**Work to do:**
Pick out the lines in the listing below that contain the word "István" and copy them.
Start of Records for this task
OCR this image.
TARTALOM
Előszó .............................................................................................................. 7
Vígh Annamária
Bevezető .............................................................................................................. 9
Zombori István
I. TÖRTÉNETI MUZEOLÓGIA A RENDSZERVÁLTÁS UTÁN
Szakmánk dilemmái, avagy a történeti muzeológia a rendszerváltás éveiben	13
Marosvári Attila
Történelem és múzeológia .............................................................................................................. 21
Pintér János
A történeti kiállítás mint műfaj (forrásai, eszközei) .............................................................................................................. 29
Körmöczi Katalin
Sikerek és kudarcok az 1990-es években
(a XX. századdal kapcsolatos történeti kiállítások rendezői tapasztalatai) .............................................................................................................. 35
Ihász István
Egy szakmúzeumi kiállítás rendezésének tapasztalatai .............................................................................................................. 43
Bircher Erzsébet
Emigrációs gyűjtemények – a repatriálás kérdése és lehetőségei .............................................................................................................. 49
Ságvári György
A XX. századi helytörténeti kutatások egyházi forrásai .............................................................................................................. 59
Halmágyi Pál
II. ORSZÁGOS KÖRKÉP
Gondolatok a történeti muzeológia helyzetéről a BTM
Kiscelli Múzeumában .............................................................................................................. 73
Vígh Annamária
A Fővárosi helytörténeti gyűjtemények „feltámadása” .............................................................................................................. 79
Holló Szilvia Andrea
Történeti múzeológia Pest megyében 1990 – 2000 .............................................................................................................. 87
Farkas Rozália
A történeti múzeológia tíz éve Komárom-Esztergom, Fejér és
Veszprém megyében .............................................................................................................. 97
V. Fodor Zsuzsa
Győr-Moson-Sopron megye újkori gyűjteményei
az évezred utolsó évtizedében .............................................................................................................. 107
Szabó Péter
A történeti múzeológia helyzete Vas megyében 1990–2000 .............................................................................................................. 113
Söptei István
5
End of Records for this task
**Output of the task:**
Zombori István
Ihász István
Söptei István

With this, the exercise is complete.